[Data entries]
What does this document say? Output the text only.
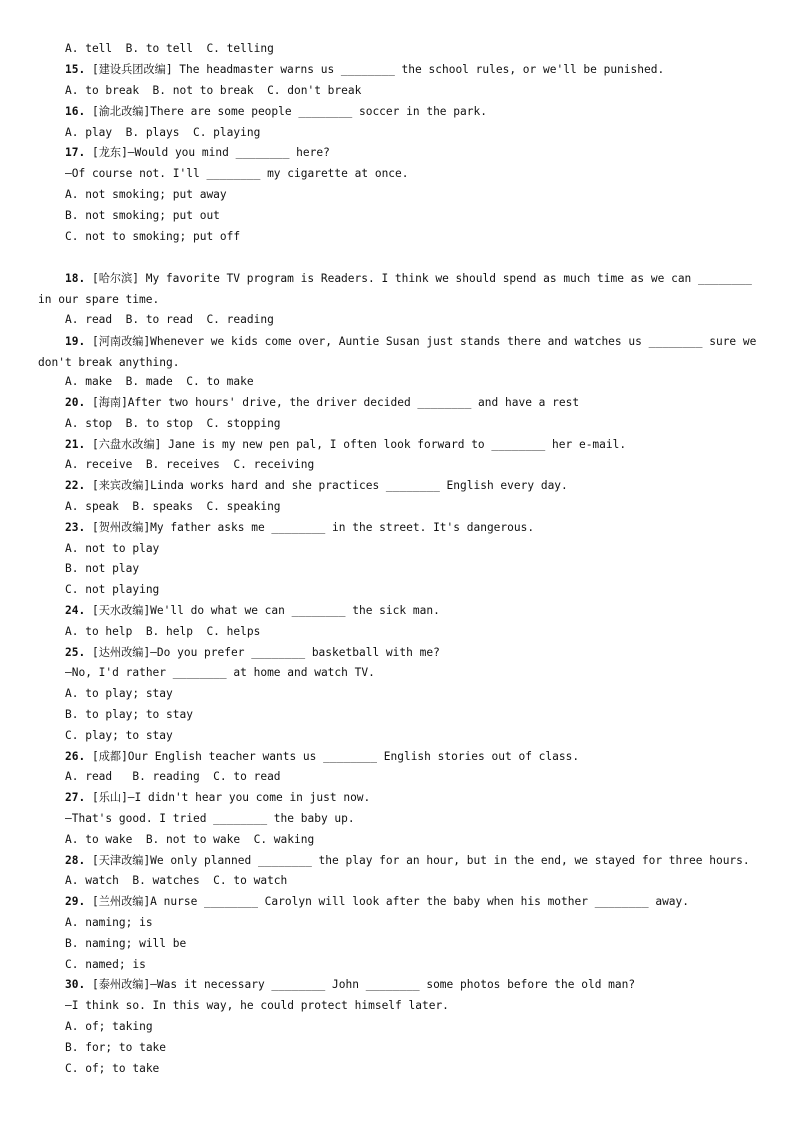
A. tell  B. to tell  C. telling
15. [建设兵团改编] The headmaster warns us ________ the school rules, or we'll be punished.
A. to break  B. not to break  C. don't break
16. [渝北改编]There are some people ________ soccer in the park.
A. play  B. plays  C. playing
17. [龙东]—Would you mind ________ here?
—Of course not. I'll ________ my cigarette at once.
A. not smoking; put away
B. not smoking; put out
C. not to smoking; put off
18. [哈尔滨] My favorite TV program is Readers. I think we should spend as much time as we can ________ in our spare time.
A. read  B. to read  C. reading
19. [河南改编]Whenever we kids come over, Auntie Susan just stands there and watches us ________ sure we don't break anything.
A. make  B. made  C. to make
20. [海南]After two hours' drive, the driver decided ________ and have a rest
A. stop  B. to stop  C. stopping
21. [六盘水改编] Jane is my new pen pal, I often look forward to ________ her e-mail.
A. receive  B. receives  C. receiving
22. [来宾改编]Linda works hard and she practices ________ English every day.
A. speak  B. speaks  C. speaking
23. [贺州改编]My father asks me ________ in the street. It's dangerous.
A. not to play
B. not play
C. not playing
24. [天水改编]We'll do what we can ________ the sick man.
A. to help  B. help  C. helps
25. [达州改编]—Do you prefer ________ basketball with me?
—No, I'd rather ________ at home and watch TV.
A. to play; stay
B. to play; to stay
C. play; to stay
26. [成都]Our English teacher wants us ________ English stories out of class.
A. read   B. reading  C. to read
27. [乐山]—I didn't hear you come in just now.
—That's good. I tried ________ the baby up.
A. to wake  B. not to wake  C. waking
28. [天津改编]We only planned ________ the play for an hour, but in the end, we stayed for three hours.
A. watch  B. watches  C. to watch
29. [兰州改编]A nurse ________ Carolyn will look after the baby when his mother ________ away.
A. naming; is
B. naming; will be
C. named; is
30. [泰州改编]—Was it necessary ________ John ________ some photos before the old man?
—I think so. In this way, he could protect himself later.
A. of; taking
B. for; to take
C. of; to take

▶ Instruction
Above are the records; reproduce them exactly and leave out the pictures.

▶ Answer to the exercise
What does this document say? Output the text only.
A. tell  B. to tell  C. telling
15. [建设兵团改编] The headmaster warns us ________ the school rules, or we'll be punished.
A. to break  B. not to break  C. don't break
16. [渝北改编]There are some people ________ soccer in the park.
A. play  B. plays  C. playing
17. [龙东]—Would you mind ________ here?
—Of course not. I'll ________ my cigarette at once.
A. not smoking; put away
B. not smoking; put out
C. not to smoking; put off
18. [哈尔滨] My favorite TV program is Readers. I think we should spend as much time as we can ________ in our spare time.
A. read  B. to read  C. reading
19. [河南改编]Whenever we kids come over, Auntie Susan just stands there and watches us ________ sure we don't break anything.
A. make  B. made  C. to make
20. [海南]After two hours' drive, the driver decided ________ and have a rest
A. stop  B. to stop  C. stopping
21. [六盘水改编] Jane is my new pen pal, I often look forward to ________ her e-mail.
A. receive  B. receives  C. receiving
22. [来宾改编]Linda works hard and she practices ________ English every day.
A. speak  B. speaks  C. speaking
23. [贺州改编]My father asks me ________ in the street. It's dangerous.
A. not to play
B. not play
C. not playing
24. [天水改编]We'll do what we can ________ the sick man.
A. to help  B. help  C. helps
25. [达州改编]—Do you prefer ________ basketball with me?
—No, I'd rather ________ at home and watch TV.
A. to play; stay
B. to play; to stay
C. play; to stay
26. [成都]Our English teacher wants us ________ English stories out of class.
A. read   B. reading  C. to read
27. [乐山]—I didn't hear you come in just now.
—That's good. I tried ________ the baby up.
A. to wake  B. not to wake  C. waking
28. [天津改编]We only planned ________ the play for an hour, but in the end, we stayed for three hours.
A. watch  B. watches  C. to watch
29. [兰州改编]A nurse ________ Carolyn will look after the baby when his mother ________ away.
A. naming; is
B. naming; will be
C. named; is
30. [泰州改编]—Was it necessary ________ John ________ some photos before the old man?
—I think so. In this way, he could protect himself later.
A. of; taking
B. for; to take
C. of; to take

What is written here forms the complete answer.